### TASK OBJECTIVE
Show every line below where "icon" can be found.

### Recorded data
'''

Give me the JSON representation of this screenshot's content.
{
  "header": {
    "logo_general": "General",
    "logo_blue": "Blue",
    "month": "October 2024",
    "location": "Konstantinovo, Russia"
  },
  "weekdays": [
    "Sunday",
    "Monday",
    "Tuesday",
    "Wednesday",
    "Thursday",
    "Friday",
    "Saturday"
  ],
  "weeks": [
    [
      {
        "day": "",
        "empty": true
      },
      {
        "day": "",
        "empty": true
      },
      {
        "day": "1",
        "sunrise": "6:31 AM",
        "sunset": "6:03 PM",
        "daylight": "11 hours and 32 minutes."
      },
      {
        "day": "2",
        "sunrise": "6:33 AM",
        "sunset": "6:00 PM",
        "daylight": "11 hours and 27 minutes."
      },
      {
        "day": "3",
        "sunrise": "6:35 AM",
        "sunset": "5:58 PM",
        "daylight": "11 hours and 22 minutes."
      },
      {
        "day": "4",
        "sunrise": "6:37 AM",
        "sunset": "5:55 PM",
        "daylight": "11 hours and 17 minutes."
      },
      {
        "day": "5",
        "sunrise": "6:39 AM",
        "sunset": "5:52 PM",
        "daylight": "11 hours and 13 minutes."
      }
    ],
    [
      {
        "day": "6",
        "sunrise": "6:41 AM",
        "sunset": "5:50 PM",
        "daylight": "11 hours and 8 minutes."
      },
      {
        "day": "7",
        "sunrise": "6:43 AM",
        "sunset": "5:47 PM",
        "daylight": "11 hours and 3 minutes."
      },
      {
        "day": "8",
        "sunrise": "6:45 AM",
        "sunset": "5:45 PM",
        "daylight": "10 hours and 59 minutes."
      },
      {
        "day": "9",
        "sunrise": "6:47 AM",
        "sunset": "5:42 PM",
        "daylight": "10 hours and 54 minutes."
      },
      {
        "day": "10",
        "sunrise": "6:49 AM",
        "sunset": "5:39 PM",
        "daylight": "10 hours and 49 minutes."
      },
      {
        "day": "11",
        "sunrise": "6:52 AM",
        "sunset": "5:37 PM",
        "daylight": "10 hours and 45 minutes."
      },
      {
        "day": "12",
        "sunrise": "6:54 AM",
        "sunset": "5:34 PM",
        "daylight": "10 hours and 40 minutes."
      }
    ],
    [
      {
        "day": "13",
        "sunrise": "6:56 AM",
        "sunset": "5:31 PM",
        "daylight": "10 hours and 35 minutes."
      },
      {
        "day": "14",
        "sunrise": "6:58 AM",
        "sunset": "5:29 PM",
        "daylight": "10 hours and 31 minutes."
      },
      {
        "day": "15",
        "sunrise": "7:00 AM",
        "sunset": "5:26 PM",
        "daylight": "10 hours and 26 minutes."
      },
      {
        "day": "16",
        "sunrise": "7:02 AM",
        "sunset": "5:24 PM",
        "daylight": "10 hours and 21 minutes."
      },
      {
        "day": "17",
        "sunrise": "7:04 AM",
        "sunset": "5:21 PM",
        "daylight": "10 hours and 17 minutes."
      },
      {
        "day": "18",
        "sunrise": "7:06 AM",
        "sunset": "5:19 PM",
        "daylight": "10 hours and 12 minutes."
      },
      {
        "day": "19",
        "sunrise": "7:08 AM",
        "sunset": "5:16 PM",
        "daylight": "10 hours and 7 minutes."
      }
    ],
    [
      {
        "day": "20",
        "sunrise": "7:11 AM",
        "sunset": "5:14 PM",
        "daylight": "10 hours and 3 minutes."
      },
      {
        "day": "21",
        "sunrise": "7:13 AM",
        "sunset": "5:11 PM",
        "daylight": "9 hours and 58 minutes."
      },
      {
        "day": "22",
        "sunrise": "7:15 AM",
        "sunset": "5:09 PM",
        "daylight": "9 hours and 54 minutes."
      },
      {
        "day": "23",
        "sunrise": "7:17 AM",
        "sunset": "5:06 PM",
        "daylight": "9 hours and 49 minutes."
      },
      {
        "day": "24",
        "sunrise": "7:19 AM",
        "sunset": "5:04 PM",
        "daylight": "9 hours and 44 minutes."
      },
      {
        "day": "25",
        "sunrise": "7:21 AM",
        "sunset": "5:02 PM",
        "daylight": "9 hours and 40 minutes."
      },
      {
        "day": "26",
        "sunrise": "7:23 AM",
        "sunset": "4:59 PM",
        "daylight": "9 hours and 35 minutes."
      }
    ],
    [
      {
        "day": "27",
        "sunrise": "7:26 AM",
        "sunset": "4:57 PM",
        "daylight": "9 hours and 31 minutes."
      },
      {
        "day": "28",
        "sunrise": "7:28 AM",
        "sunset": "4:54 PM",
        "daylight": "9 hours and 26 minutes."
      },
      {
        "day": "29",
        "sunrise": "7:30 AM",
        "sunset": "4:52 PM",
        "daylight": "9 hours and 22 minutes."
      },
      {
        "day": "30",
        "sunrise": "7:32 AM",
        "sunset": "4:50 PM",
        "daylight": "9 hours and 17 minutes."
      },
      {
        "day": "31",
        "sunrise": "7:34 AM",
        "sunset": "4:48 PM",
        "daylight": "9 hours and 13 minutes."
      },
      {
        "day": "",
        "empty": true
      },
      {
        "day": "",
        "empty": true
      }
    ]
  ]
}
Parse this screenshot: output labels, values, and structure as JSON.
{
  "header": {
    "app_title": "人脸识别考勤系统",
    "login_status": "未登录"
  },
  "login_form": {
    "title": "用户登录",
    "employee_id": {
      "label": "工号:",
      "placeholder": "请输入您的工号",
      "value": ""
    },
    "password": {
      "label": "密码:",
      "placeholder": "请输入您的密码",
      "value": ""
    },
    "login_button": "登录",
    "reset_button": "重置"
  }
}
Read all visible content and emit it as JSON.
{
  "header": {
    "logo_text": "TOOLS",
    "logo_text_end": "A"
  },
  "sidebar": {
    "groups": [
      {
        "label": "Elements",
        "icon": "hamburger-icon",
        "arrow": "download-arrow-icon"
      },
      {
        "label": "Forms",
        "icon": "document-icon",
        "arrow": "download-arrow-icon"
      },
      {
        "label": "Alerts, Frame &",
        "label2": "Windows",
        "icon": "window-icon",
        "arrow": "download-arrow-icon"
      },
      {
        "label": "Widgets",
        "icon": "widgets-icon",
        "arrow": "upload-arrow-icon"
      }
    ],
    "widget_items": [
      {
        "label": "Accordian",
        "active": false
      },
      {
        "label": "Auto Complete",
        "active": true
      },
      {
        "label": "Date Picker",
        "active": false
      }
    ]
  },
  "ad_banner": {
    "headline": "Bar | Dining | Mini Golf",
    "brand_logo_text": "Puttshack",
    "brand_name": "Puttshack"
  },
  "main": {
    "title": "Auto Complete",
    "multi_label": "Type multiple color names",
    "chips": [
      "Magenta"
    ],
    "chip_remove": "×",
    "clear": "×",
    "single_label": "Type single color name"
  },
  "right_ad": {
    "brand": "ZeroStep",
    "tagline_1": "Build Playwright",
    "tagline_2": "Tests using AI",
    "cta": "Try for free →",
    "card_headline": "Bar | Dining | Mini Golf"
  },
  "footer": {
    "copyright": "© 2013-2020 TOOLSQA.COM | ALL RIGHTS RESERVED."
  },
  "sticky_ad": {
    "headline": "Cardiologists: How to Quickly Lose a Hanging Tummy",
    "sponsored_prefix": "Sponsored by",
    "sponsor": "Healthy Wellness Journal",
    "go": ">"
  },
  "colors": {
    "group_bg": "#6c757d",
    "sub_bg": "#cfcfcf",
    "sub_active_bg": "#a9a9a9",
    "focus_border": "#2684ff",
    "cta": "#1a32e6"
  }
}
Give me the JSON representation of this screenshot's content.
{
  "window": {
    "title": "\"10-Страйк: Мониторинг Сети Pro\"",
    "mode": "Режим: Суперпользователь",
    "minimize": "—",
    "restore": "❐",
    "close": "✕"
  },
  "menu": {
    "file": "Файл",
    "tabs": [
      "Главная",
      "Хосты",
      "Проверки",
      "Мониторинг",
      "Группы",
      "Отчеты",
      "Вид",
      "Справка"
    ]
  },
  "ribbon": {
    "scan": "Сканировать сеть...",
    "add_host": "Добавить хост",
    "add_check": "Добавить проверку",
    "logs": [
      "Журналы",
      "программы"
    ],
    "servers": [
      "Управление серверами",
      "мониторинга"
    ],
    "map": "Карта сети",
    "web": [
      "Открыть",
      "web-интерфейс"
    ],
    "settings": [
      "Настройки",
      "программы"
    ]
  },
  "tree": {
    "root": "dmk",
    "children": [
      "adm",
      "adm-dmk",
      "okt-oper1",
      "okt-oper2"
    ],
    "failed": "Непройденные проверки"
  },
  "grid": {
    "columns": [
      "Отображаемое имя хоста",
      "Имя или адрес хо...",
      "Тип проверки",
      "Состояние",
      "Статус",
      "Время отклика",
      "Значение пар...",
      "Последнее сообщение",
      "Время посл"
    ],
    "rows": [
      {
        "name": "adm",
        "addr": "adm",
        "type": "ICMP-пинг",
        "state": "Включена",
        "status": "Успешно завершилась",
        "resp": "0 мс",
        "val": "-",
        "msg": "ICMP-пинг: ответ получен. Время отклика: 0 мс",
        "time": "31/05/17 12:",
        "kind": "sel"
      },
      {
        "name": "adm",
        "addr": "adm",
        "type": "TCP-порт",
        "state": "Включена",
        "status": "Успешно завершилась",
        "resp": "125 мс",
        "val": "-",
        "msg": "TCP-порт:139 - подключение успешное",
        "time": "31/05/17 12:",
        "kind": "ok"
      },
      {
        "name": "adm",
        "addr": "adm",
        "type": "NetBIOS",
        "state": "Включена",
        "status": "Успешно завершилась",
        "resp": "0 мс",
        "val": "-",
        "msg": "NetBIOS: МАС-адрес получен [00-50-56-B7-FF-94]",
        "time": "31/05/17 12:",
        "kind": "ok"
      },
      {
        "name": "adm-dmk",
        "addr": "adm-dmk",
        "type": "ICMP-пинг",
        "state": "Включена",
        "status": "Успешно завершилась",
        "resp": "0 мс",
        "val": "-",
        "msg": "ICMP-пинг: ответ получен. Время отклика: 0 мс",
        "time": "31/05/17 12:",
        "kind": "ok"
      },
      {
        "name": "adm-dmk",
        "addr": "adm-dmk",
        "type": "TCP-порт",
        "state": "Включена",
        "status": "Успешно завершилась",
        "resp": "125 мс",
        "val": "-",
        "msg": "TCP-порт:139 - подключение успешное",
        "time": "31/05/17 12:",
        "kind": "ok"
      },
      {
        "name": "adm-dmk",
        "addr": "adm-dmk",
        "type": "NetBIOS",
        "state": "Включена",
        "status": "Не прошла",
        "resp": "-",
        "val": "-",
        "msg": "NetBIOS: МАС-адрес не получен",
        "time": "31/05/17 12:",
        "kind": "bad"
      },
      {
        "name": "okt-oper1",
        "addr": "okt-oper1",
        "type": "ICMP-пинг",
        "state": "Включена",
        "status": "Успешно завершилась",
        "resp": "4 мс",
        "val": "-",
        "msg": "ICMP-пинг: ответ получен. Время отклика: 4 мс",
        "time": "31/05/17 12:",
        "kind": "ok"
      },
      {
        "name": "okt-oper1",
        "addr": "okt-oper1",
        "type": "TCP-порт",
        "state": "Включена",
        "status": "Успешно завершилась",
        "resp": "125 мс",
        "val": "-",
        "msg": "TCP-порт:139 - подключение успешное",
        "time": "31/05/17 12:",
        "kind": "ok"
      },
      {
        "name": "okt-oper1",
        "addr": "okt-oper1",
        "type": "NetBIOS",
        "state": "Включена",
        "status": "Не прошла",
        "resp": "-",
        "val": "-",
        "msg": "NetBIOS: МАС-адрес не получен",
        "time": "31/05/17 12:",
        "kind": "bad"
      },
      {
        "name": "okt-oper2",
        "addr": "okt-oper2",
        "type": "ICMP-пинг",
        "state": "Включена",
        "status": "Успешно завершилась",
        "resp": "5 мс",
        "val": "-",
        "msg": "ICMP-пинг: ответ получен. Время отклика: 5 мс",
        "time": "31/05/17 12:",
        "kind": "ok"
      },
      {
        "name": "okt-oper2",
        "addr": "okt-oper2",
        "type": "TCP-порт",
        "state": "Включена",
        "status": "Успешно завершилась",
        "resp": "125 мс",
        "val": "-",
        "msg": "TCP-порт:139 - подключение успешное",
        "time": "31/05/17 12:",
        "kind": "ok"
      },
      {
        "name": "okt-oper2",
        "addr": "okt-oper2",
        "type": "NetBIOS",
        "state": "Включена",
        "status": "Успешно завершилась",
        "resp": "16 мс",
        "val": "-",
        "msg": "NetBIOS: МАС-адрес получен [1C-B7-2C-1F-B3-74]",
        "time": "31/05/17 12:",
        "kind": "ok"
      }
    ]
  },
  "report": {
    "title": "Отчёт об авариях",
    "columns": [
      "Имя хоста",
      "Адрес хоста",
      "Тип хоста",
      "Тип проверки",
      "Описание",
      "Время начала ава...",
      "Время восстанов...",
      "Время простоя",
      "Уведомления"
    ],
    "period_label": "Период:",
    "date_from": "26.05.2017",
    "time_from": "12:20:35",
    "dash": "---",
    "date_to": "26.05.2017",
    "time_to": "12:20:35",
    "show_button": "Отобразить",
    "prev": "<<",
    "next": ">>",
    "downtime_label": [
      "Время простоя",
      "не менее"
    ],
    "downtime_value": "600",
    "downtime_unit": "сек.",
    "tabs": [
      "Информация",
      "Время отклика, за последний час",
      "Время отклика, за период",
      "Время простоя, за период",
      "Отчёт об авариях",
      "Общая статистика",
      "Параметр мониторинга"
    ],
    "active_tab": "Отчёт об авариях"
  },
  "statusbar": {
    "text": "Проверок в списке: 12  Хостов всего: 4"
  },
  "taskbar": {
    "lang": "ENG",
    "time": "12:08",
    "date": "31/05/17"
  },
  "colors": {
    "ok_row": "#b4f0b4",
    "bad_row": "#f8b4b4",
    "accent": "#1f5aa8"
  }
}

'''

### THE RESPONSE
        "icon": "hamburger-icon",
        "arrow": "download-arrow-icon"
        "icon": "document-icon",
        "arrow": "download-arrow-icon"
        "icon": "window-icon",
        "arrow": "download-arrow-icon"
        "icon": "widgets-icon",
        "arrow": "upload-arrow-icon"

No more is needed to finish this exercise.